— Start of THE DATA —

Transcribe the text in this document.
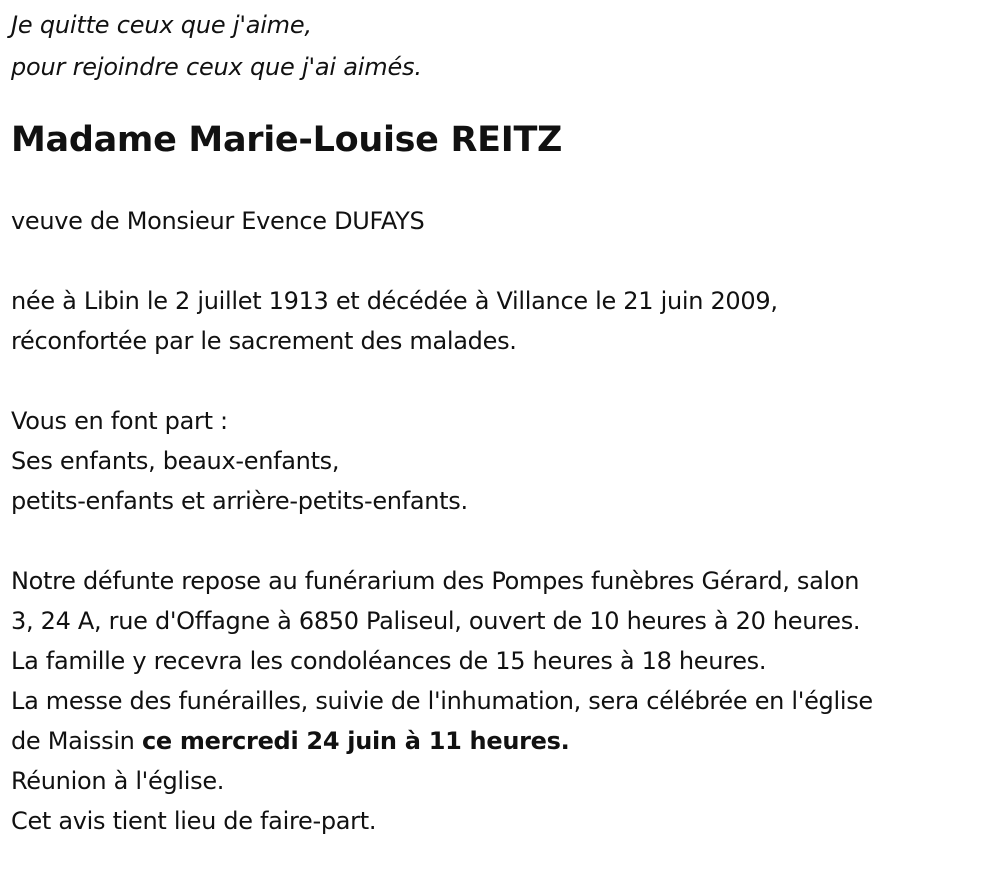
Je quitte ceux que j'aime,
pour rejoindre ceux que j'ai aimés.
Madame Marie-Louise REITZ
veuve de Monsieur Evence DUFAYS
née à Libin le 2 juillet 1913 et décédée à Villance le 21 juin 2009,
réconfortée par le sacrement des malades.
Vous en font part :
Ses enfants, beaux-enfants,
petits-enfants et arrière-petits-enfants.
Notre défunte repose au funérarium des Pompes funèbres Gérard, salon
3, 24 A, rue d'Offagne à 6850 Paliseul, ouvert de 10 heures à 20 heures.
La famille y recevra les condoléances de 15 heures à 18 heures.
La messe des funérailles, suivie de l'inhumation, sera célébrée en l'église
de Maissin ce mercredi 24 juin à 11 heures.
Réunion à l'église.
Cet avis tient lieu de faire-part.
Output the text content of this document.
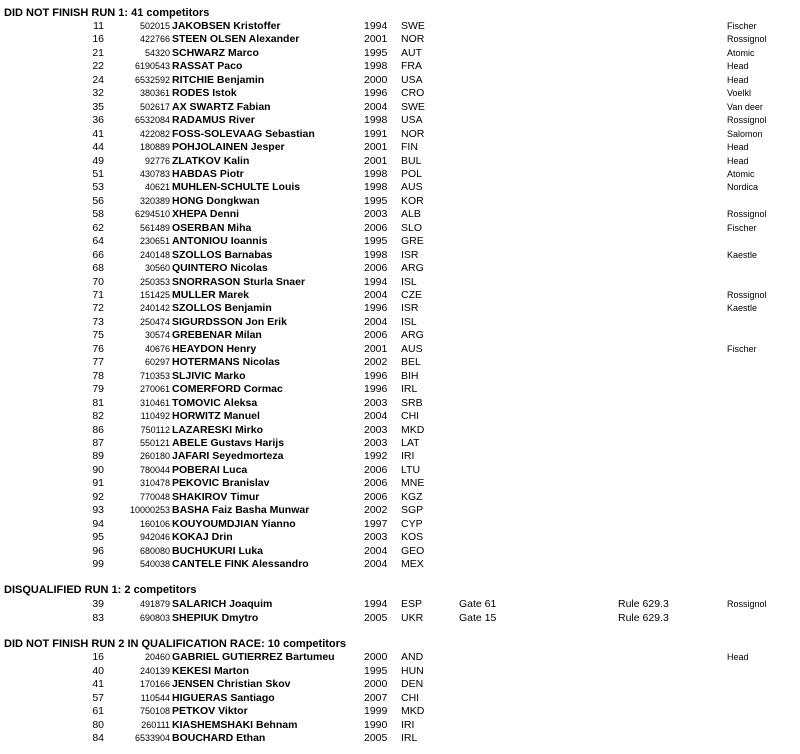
DID NOT FINISH RUN 1: 41 competitors
11	502015 JAKOBSEN Kristoffer	1994 SWE	Fischer
16	422766 STEEN OLSEN Alexander	2001 NOR	Rossignol
21	54320 SCHWARZ Marco	1995 AUT	Atomic
22	6190543 RASSAT Paco	1998 FRA	Head
24	6532592 RITCHIE Benjamin	2000 USA	Head
32	380361 RODES Istok	1996 CRO	Voelkl
35	502617 AX SWARTZ Fabian	2004 SWE	Van deer
36	6532084 RADAMUS River	1998 USA	Rossignol
41	422082 FOSS-SOLEVAAG Sebastian	1991 NOR	Salomon
44	180889 POHJOLAINEN Jesper	2001 FIN	Head
49	92776 ZLATKOV Kalin	2001 BUL	Head
51	430783 HABDAS Piotr	1998 POL	Atomic
53	40621 MUHLEN-SCHULTE Louis	1998 AUS	Nordica
56	320389 HONG Dongkwan	1995 KOR
58	6294510 XHEPA Denni	2003 ALB	Rossignol
62	561489 OSERBAN Miha	2006 SLO	Fischer
64	230651 ANTONIOU Ioannis	1995 GRE
66	240148 SZOLLOS Barnabas	1998 ISR	Kaestle
68	30560 QUINTERO Nicolas	2006 ARG
70	250353 SNORRASON Sturla Snaer	1994 ISL
71	151425 MULLER Marek	2004 CZE	Rossignol
72	240142 SZOLLOS Benjamin	1996 ISR	Kaestle
73	250474 SIGURDSSON Jon Erik	2004 ISL
75	30574 GREBENAR Milan	2006 ARG
76	40676 HEAYDON Henry	2001 AUS	Fischer
77	60297 HOTERMANS Nicolas	2002 BEL
78	710353 SLJIVIC Marko	1996 BIH
79	270061 COMERFORD Cormac	1996 IRL
81	310461 TOMOVIC Aleksa	2003 SRB
82	110492 HORWITZ Manuel	2004 CHI
86	750112 LAZARESKI Mirko	2003 MKD
87	550121 ABELE Gustavs Harijs	2003 LAT
89	260180 JAFARI Seyedmorteza	1992 IRI
90	780044 POBERAI Luca	2006 LTU
91	310478 PEKOVIC Branislav	2006 MNE
92	770048 SHAKIROV Timur	2006 KGZ
93	10000253 BASHA Faiz Basha Munwar	2002 SGP
94	160106 KOUYOUMDJIAN Yianno	1997 CYP
95	942046 KOKAJ Drin	2003 KOS
96	680080 BUCHUKURI Luka	2004 GEO
99	540038 CANTELE FINK Alessandro	2004 MEX
DISQUALIFIED RUN 1: 2 competitors
39	491879 SALARICH Joaquim	1994 ESP	Gate 61	Rule 629.3	Rossignol
83	690803 SHEPIUK Dmytro	2005 UKR	Gate 15	Rule 629.3
DID NOT FINISH RUN 2 IN QUALIFICATION RACE: 10 competitors
16	20460 GABRIEL GUTIERREZ Bartumeu	2000 AND	Head
40	240139 KEKESI Marton	1995 HUN
41	170166 JENSEN Christian Skov	2000 DEN
57	110544 HIGUERAS Santiago	2007 CHI
61	750108 PETKOV Viktor	1999 MKD
80	260111 KIASHEMSHAKI Behnam	1990 IRI
84	6533904 BOUCHARD Ethan	2005 IRL
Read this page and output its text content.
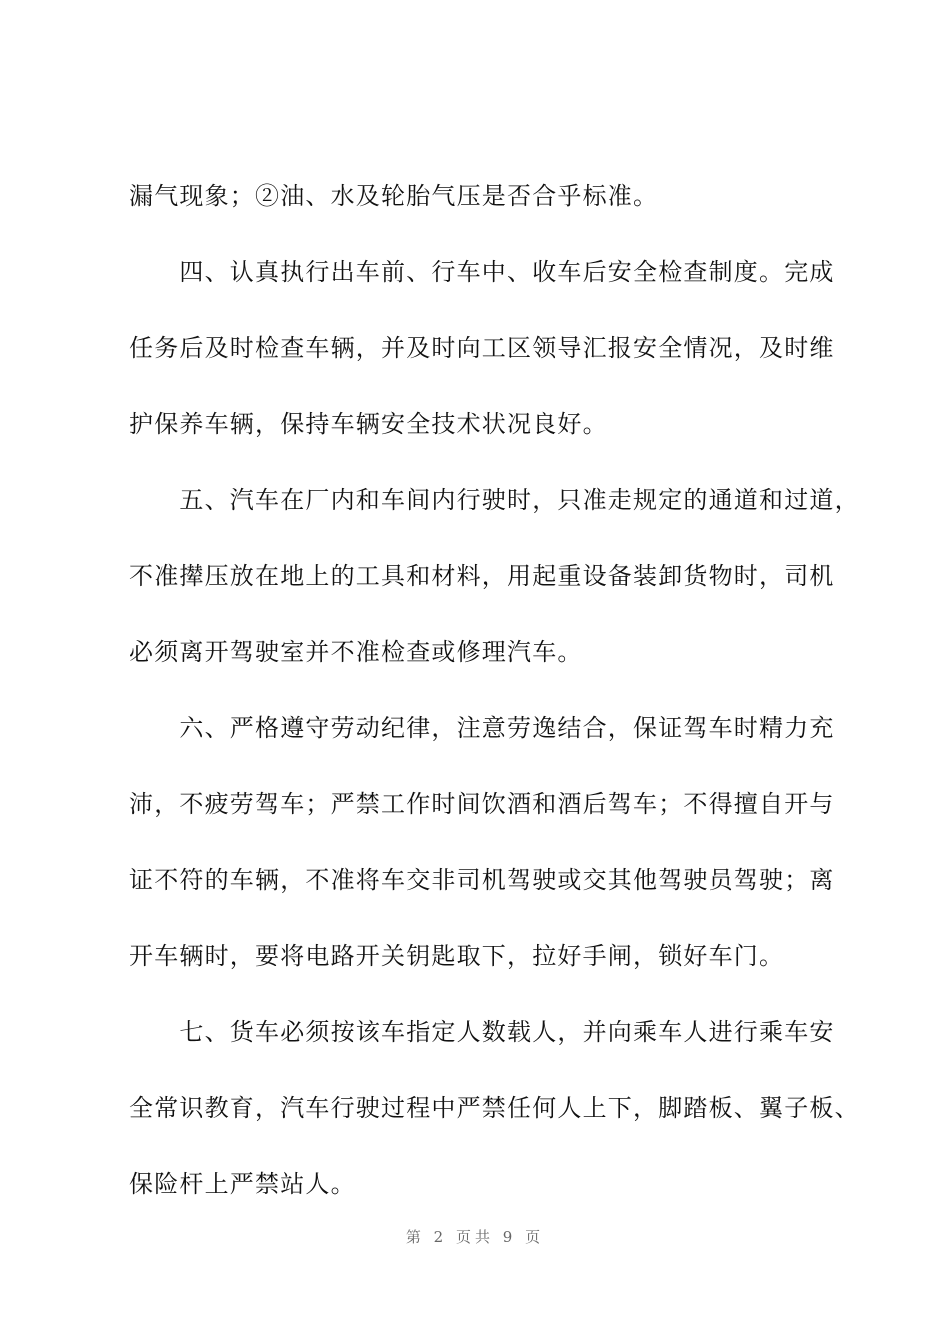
漏气现象；②油、水及轮胎气压是否合乎标准。
　　四、认真执行出车前、行车中、收车后安全检查制度。完成
任务后及时检查车辆，并及时向工区领导汇报安全情况，及时维
护保养车辆，保持车辆安全技术状况良好。
　　五、汽车在厂内和车间内行驶时，只准走规定的通道和过道，
不准撵压放在地上的工具和材料，用起重设备装卸货物时，司机
必须离开驾驶室并不准检查或修理汽车。
　　六、严格遵守劳动纪律，注意劳逸结合，保证驾车时精力充
沛，不疲劳驾车；严禁工作时间饮酒和酒后驾车；不得擅自开与
证不符的车辆，不准将车交非司机驾驶或交其他驾驶员驾驶；离
开车辆时，要将电路开关钥匙取下，拉好手闸，锁好车门。
　　七、货车必须按该车指定人数载人，并向乘车人进行乘车安
全常识教育，汽车行驶过程中严禁任何人上下，脚踏板、翼子板、
保险杆上严禁站人。
第 2 页共 9 页
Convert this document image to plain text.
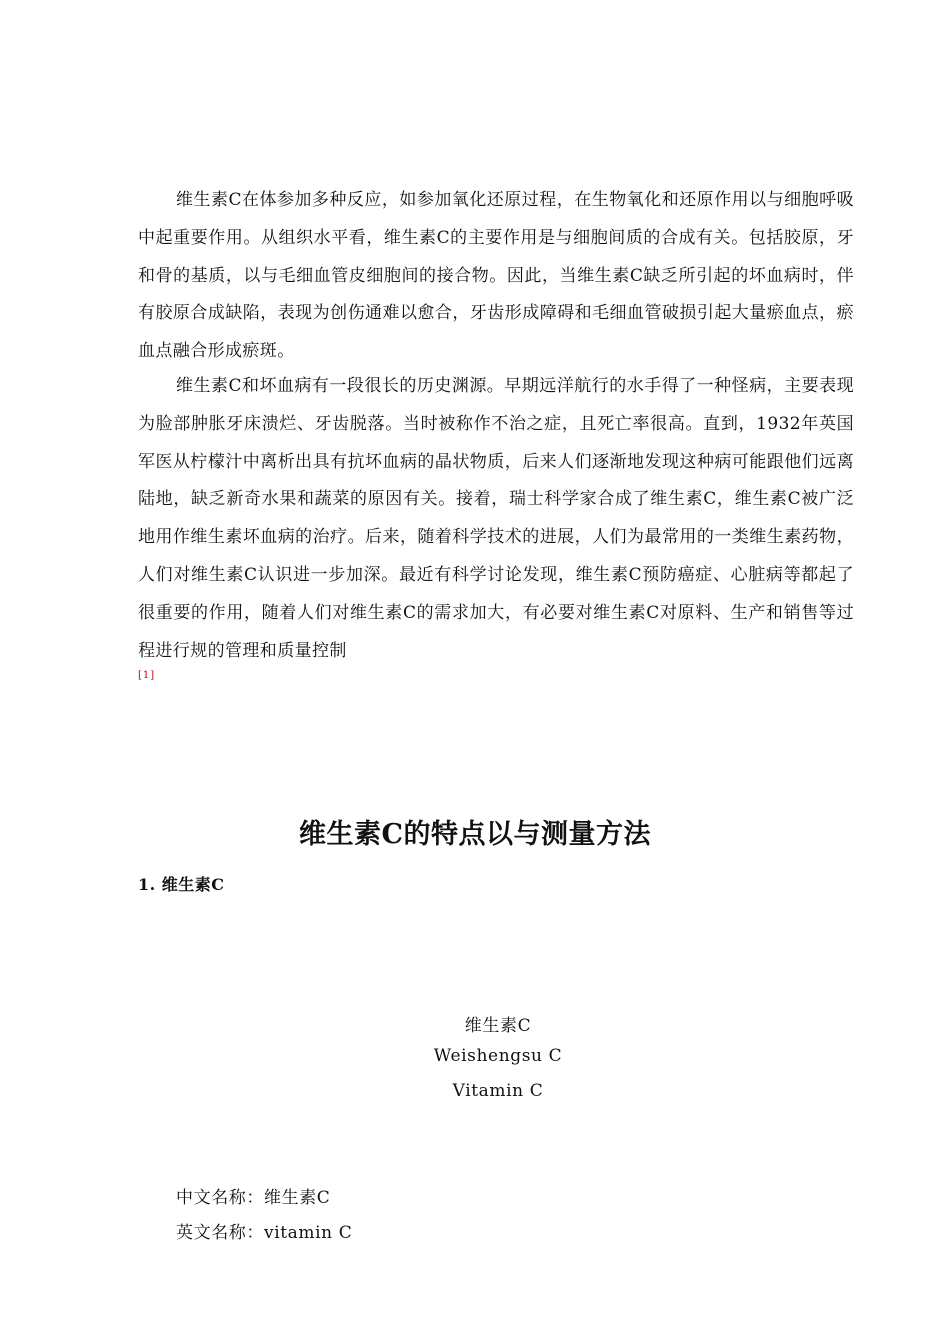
维生素C在体参加多种反应，如参加氧化还原过程，在生物氧化和还原作用以与细胞呼吸中起重要作用。从组织水平看，维生素C的主要作用是与细胞间质的合成有关。包括胶原，牙和骨的基质，以与毛细血管皮细胞间的接合物。因此，当维生素C缺乏所引起的坏血病时，伴有胶原合成缺陷，表现为创伤通难以愈合，牙齿形成障碍和毛细血管破损引起大量瘀血点，瘀血点融合形成瘀斑。

维生素C和坏血病有一段很长的历史渊源。早期远洋航行的水手得了一种怪病，主要表现为脸部肿胀牙床溃烂、牙齿脱落。当时被称作不治之症，且死亡率很高。直到，1932年英国军医从柠檬汁中离析出具有抗坏血病的晶状物质，后来人们逐渐地发现这种病可能跟他们远离陆地，缺乏新奇水果和蔬菜的原因有关。接着，瑞士科学家合成了维生素C，维生素C被广泛地用作维生素坏血病的治疗。后来，随着科学技术的进展，人们为最常用的一类维生素药物，人们对维生素C认识进一步加深。最近有科学讨论发现，维生素C预防癌症、心脏病等都起了很重要的作用，随着人们对维生素C的需求加大，有必要对维生素C对原料、生产和销售等过程进行规的管理和质量控制

[1]
维生素C的特点以与测量方法
1. 维生素C
维生素C
Weishengsu C
Vitamin C
中文名称：维生素C
英文名称：vitamin C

— End of THE DATA —

### DIRECTIONS
Find every line that holds "juin" and copy it.

### TASK RESPONSE
née à Libin le 2 juillet 1913 et décédée à Villance le 21 juin 2009,
de Maissin ce mercredi 24 juin à 11 heures.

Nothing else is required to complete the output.